### Written request
Return every entry exactly.

Collection entries
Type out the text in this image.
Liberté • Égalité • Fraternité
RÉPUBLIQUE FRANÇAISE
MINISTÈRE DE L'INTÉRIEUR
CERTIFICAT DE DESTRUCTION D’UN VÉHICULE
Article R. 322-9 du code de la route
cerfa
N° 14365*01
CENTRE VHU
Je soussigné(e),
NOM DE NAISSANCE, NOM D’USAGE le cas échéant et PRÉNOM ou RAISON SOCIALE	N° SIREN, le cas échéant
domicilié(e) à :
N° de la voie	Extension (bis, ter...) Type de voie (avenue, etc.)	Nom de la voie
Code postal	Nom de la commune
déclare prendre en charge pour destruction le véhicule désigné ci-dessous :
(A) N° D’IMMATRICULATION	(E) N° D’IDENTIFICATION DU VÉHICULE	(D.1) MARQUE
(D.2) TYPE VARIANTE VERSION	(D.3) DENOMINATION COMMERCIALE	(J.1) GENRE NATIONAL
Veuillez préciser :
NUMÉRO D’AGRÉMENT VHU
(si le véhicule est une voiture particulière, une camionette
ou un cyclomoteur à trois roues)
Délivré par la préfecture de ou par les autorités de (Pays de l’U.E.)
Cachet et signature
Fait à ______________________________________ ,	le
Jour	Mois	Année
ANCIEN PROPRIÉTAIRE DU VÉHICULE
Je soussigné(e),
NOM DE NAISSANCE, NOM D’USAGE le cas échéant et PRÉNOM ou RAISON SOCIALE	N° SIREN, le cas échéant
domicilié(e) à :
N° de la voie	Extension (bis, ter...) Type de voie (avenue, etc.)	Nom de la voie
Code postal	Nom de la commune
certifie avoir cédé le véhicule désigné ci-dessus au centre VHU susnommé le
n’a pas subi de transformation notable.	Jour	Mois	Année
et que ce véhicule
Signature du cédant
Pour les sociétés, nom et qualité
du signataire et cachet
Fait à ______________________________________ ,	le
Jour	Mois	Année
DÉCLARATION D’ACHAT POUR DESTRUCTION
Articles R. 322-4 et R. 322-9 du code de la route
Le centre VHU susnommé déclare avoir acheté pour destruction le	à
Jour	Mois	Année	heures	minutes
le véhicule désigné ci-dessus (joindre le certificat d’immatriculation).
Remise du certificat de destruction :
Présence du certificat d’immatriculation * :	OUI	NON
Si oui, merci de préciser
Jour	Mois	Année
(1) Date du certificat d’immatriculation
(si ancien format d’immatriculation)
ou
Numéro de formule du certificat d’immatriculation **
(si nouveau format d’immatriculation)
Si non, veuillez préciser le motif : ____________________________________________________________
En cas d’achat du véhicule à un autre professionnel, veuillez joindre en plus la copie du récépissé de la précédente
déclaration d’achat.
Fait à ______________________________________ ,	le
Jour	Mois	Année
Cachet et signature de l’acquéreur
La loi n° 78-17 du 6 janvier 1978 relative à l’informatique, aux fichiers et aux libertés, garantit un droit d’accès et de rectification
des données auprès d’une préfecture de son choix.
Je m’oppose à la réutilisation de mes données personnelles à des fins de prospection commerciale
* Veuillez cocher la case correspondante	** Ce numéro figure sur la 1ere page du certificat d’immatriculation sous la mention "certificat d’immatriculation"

### Finished exercise
Type out the text in this image.
Liberté • Égalité • Fraternité
RÉPUBLIQUE FRANÇAISE
MINISTÈRE DE L'INTÉRIEUR
CERTIFICAT DE DESTRUCTION D’UN VÉHICULE
Article R. 322-9 du code de la route
cerfa
N° 14365*01
CENTRE VHU
Je soussigné(e),
NOM DE NAISSANCE, NOM D’USAGE le cas échéant et PRÉNOM ou RAISON SOCIALE	N° SIREN, le cas échéant
domicilié(e) à :
N° de la voie	Extension (bis, ter...) Type de voie (avenue, etc.)	Nom de la voie
Code postal	Nom de la commune
déclare prendre en charge pour destruction le véhicule désigné ci-dessous :
(A) N° D’IMMATRICULATION	(E) N° D’IDENTIFICATION DU VÉHICULE	(D.1) MARQUE
(D.2) TYPE VARIANTE VERSION	(D.3) DENOMINATION COMMERCIALE	(J.1) GENRE NATIONAL
Veuillez préciser :
NUMÉRO D’AGRÉMENT VHU
(si le véhicule est une voiture particulière, une camionette
ou un cyclomoteur à trois roues)
Délivré par la préfecture de ou par les autorités de (Pays de l’U.E.)
Cachet et signature
Fait à ______________________________________ ,	le
Jour	Mois	Année
ANCIEN PROPRIÉTAIRE DU VÉHICULE
Je soussigné(e),
NOM DE NAISSANCE, NOM D’USAGE le cas échéant et PRÉNOM ou RAISON SOCIALE	N° SIREN, le cas échéant
domicilié(e) à :
N° de la voie	Extension (bis, ter...) Type de voie (avenue, etc.)	Nom de la voie
Code postal	Nom de la commune
certifie avoir cédé le véhicule désigné ci-dessus au centre VHU susnommé le
n’a pas subi de transformation notable.	Jour	Mois	Année
et que ce véhicule
Signature du cédant
Pour les sociétés, nom et qualité
du signataire et cachet
Fait à ______________________________________ ,	le
Jour	Mois	Année
DÉCLARATION D’ACHAT POUR DESTRUCTION
Articles R. 322-4 et R. 322-9 du code de la route
Le centre VHU susnommé déclare avoir acheté pour destruction le	à
Jour	Mois	Année	heures	minutes
le véhicule désigné ci-dessus (joindre le certificat d’immatriculation).
Remise du certificat de destruction :
Présence du certificat d’immatriculation * :	OUI	NON
Si oui, merci de préciser
Jour	Mois	Année
(1) Date du certificat d’immatriculation
(si ancien format d’immatriculation)
ou
Numéro de formule du certificat d’immatriculation **
(si nouveau format d’immatriculation)
Si non, veuillez préciser le motif : ____________________________________________________________
En cas d’achat du véhicule à un autre professionnel, veuillez joindre en plus la copie du récépissé de la précédente
déclaration d’achat.
Fait à ______________________________________ ,	le
Jour	Mois	Année
Cachet et signature de l’acquéreur
La loi n° 78-17 du 6 janvier 1978 relative à l’informatique, aux fichiers et aux libertés, garantit un droit d’accès et de rectification
des données auprès d’une préfecture de son choix.
Je m’oppose à la réutilisation de mes données personnelles à des fins de prospection commerciale
* Veuillez cocher la case correspondante	** Ce numéro figure sur la 1ere page du certificat d’immatriculation sous la mention "certificat d’immatriculation"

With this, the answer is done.